__OBJECTIVE__: Return the listing below exactly, with the pictures dropped.

__DATA FOR PROCESSING__:
++++++

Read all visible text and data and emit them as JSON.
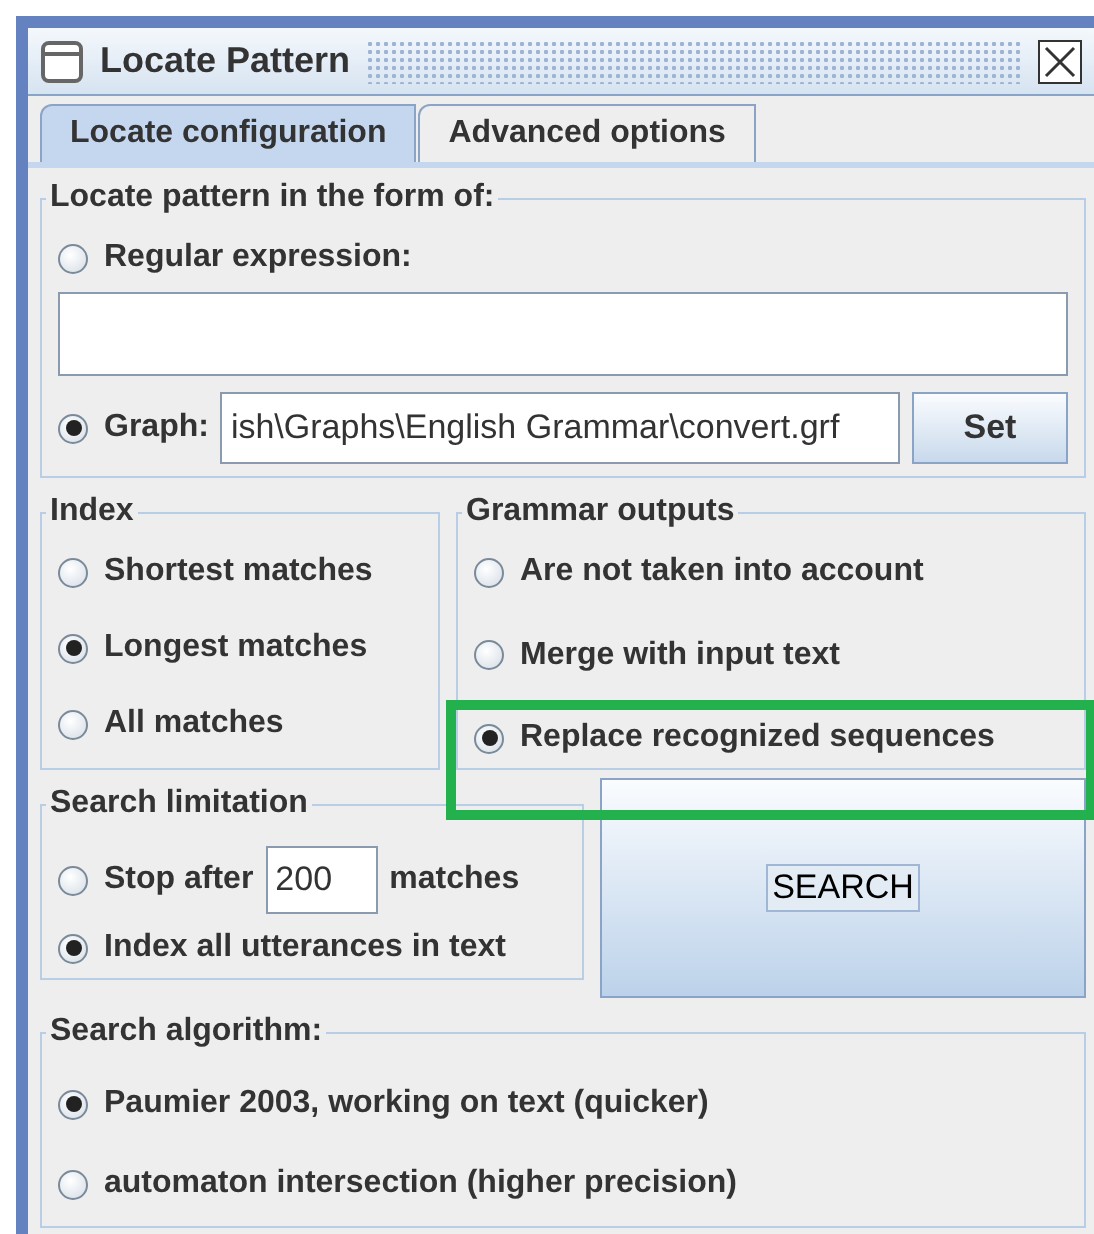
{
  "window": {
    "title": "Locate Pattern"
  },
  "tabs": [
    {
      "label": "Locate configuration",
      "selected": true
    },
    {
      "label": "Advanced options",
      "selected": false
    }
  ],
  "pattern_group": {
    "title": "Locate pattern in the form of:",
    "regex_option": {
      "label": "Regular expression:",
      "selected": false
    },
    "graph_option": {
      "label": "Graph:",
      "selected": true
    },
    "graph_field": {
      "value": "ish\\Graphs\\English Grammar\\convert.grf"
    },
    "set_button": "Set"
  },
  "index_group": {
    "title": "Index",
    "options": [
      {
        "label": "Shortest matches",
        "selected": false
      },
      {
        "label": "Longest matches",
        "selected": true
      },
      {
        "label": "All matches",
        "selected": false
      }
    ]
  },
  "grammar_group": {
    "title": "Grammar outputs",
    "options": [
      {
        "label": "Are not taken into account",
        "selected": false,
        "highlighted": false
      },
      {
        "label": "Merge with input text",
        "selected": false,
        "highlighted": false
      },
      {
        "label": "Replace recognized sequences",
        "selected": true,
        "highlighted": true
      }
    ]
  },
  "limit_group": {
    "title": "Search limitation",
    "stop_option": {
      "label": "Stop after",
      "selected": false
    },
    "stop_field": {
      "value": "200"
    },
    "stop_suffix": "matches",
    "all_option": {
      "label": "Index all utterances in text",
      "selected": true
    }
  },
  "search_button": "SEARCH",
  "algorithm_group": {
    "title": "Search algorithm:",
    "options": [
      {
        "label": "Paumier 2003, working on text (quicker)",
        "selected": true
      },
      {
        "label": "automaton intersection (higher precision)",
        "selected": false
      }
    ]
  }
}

++++++

__ANSWER TO THIS EXERCISE__:
Read all visible text and data and emit them as JSON.
{
  "window": {
    "title": "Locate Pattern"
  },
  "tabs": [
    {
      "label": "Locate configuration",
      "selected": true
    },
    {
      "label": "Advanced options",
      "selected": false
    }
  ],
  "pattern_group": {
    "title": "Locate pattern in the form of:",
    "regex_option": {
      "label": "Regular expression:",
      "selected": false
    },
    "graph_option": {
      "label": "Graph:",
      "selected": true
    },
    "graph_field": {
      "value": "ish\\Graphs\\English Grammar\\convert.grf"
    },
    "set_button": "Set"
  },
  "index_group": {
    "title": "Index",
    "options": [
      {
        "label": "Shortest matches",
        "selected": false
      },
      {
        "label": "Longest matches",
        "selected": true
      },
      {
        "label": "All matches",
        "selected": false
      }
    ]
  },
  "grammar_group": {
    "title": "Grammar outputs",
    "options": [
      {
        "label": "Are not taken into account",
        "selected": false,
        "highlighted": false
      },
      {
        "label": "Merge with input text",
        "selected": false,
        "highlighted": false
      },
      {
        "label": "Replace recognized sequences",
        "selected": true,
        "highlighted": true
      }
    ]
  },
  "limit_group": {
    "title": "Search limitation",
    "stop_option": {
      "label": "Stop after",
      "selected": false
    },
    "stop_field": {
      "value": "200"
    },
    "stop_suffix": "matches",
    "all_option": {
      "label": "Index all utterances in text",
      "selected": true
    }
  },
  "search_button": "SEARCH",
  "algorithm_group": {
    "title": "Search algorithm:",
    "options": [
      {
        "label": "Paumier 2003, working on text (quicker)",
        "selected": true
      },
      {
        "label": "automaton intersection (higher precision)",
        "selected": false
      }
    ]
  }
}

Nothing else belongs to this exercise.